*What you will do:*
Quote the data below in full, minus the images.

(Saved entries)

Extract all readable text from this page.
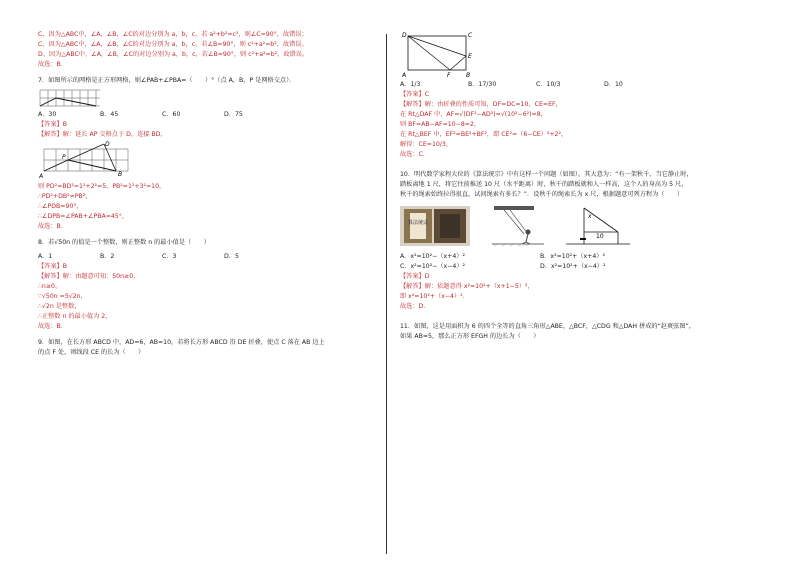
C、因为△ABC中，∠A，∠B，∠C的对边分别为 a，b，c，若 a²+b²=c²，则∠C=90°，故错误；
C、因为△ABC中，∠A，∠B，∠C的对边分别为 a，b，c，若∠B=90°，则 c²+a²=b²，故错误。
D、因为△ABC中，∠A，∠B，∠C的对边分别为 a，b，c，若∠B=90°，则 c²+a²=b²，故错误。
故选：B．
7．如图所示的网格是正方形网格，则∠PAB+∠PBA=（　　）°（点 A，B，P 是网格交点）．
A．30	B．45	C．60	D．75
【答案】B
【解答】解：延长 AP 交格点于 D，连接 BD，
D
P
A	B
则 PD²=BD²=1²+2²=5，PB²=1²+3²=10，
∴PD²+DB²=PB²，
∴∠PDB=90°，
∴∠DPB=∠PAB+∠PBA=45°，
故选：B．
8．若√50n 的值是一个整数，则正整数 n 的最小值是（　　）
A．1	B．2	C．3	D．5
【答案】B
【解答】解：由题意可知：50n≥0，
∴n≥0，
∵√50n =5√2n，
∴√2n 是整数，
∴正整数 n 的最小值为 2，
故选：B．
9．如图，在长方形 ABCD 中，AD=6，AB=10，若将长方形 ABCD 沿 DE 折叠，使点 C 落在 AB 边上
的点 F 处，则线段 CE 的长为（　　）
D	C
E
A	F	B
A．1/3	B．17/30	C．10/3	D．10
【答案】C
【解答】解：由折叠的性质可知，DF=DC=10，CE=EF，
在 Rt△DAF 中，AF=√(DF²−AD²)=√(10²−6²)=8，
则 BF=AB−AF=10−8=2，
在 Rt△BEF 中，EF²=BE²+BF²，即 CE²=（6−CE）²+2²，
解得：CE=10/3，
故选：C．
10．明代数学家程大位的《算法统宗》中有这样一个问题（如图），其大意为：“有一架秋千，当它静止时，
踏板离地 1 尺，将它往前推送 10 尺（水平距离）时，秋千的踏板就和人一样高，这个人的身高为 5 尺，
秋千的绳索始终拉得很直，试问绳索有多长？”．设秋千的绳索长为 x 尺，根据题意可列方程为（　　）
算法统宗
x
10
A．x²=10²−（x+4）²	B．x²=10²+（x+4）²
C．x²=10²−（x−4）²	D．x²=10²+（x−4）²
【答案】D
【解答】解：依题意得 x²=10²+（x+1−5）²，
即 x²=10²+（x−4）²．
故选：D．
11．如图，这是用面积为 6 的四个全等的直角三角形△ABE，△BCF，△CDG 和△DAH 拼成的“赵爽弦图”，
如果 AB=5，那么正方形 EFGH 的边长为（　　）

*Problem solution:*
Extract all readable text from this page.
C、因为△ABC中，∠A，∠B，∠C的对边分别为 a，b，c，若 a²+b²=c²，则∠C=90°，故错误；
C、因为△ABC中，∠A，∠B，∠C的对边分别为 a，b，c，若∠B=90°，则 c²+a²=b²，故错误。
D、因为△ABC中，∠A，∠B，∠C的对边分别为 a，b，c，若∠B=90°，则 c²+a²=b²，故错误。
故选：B．
7．如图所示的网格是正方形网格，则∠PAB+∠PBA=（　　）°（点 A，B，P 是网格交点）．
A．30	B．45	C．60	D．75
【答案】B
【解答】解：延长 AP 交格点于 D，连接 BD，
D
P
A	B
则 PD²=BD²=1²+2²=5，PB²=1²+3²=10，
∴PD²+DB²=PB²，
∴∠PDB=90°，
∴∠DPB=∠PAB+∠PBA=45°，
故选：B．
8．若√50n 的值是一个整数，则正整数 n 的最小值是（　　）
A．1	B．2	C．3	D．5
【答案】B
【解答】解：由题意可知：50n≥0，
∴n≥0，
∵√50n =5√2n，
∴√2n 是整数，
∴正整数 n 的最小值为 2，
故选：B．
9．如图，在长方形 ABCD 中，AD=6，AB=10，若将长方形 ABCD 沿 DE 折叠，使点 C 落在 AB 边上
的点 F 处，则线段 CE 的长为（　　）
D	C
E
A	F	B
A．1/3	B．17/30	C．10/3	D．10
【答案】C
【解答】解：由折叠的性质可知，DF=DC=10，CE=EF，
在 Rt△DAF 中，AF=√(DF²−AD²)=√(10²−6²)=8，
则 BF=AB−AF=10−8=2，
在 Rt△BEF 中，EF²=BE²+BF²，即 CE²=（6−CE）²+2²，
解得：CE=10/3，
故选：C．
10．明代数学家程大位的《算法统宗》中有这样一个问题（如图），其大意为：“有一架秋千，当它静止时，
踏板离地 1 尺，将它往前推送 10 尺（水平距离）时，秋千的踏板就和人一样高，这个人的身高为 5 尺，
秋千的绳索始终拉得很直，试问绳索有多长？”．设秋千的绳索长为 x 尺，根据题意可列方程为（　　）
算法统宗
x
10
A．x²=10²−（x+4）²	B．x²=10²+（x+4）²
C．x²=10²−（x−4）²	D．x²=10²+（x−4）²
【答案】D
【解答】解：依题意得 x²=10²+（x+1−5）²，
即 x²=10²+（x−4）²．
故选：D．
11．如图，这是用面积为 6 的四个全等的直角三角形△ABE，△BCF，△CDG 和△DAH 拼成的“赵爽弦图”，
如果 AB=5，那么正方形 EFGH 的边长为（　　）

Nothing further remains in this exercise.